## Start Records
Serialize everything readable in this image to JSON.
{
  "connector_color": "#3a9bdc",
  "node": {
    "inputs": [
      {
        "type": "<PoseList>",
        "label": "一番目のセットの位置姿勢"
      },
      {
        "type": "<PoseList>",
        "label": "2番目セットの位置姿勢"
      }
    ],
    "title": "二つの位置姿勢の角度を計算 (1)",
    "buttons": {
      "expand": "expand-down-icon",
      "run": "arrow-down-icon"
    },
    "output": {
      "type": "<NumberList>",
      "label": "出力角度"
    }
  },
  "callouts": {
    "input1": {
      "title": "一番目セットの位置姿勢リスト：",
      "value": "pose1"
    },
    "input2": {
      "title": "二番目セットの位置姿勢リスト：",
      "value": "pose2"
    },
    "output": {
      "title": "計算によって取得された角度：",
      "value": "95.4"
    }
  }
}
## End Records
Take every line above carrying "title" and return it.

> Solution below
    "title": "二つの位置姿勢の角度を計算 (1)",
      "title": "一番目セットの位置姿勢リスト：",
      "title": "二番目セットの位置姿勢リスト：",
      "title": "計算によって取得された角度：",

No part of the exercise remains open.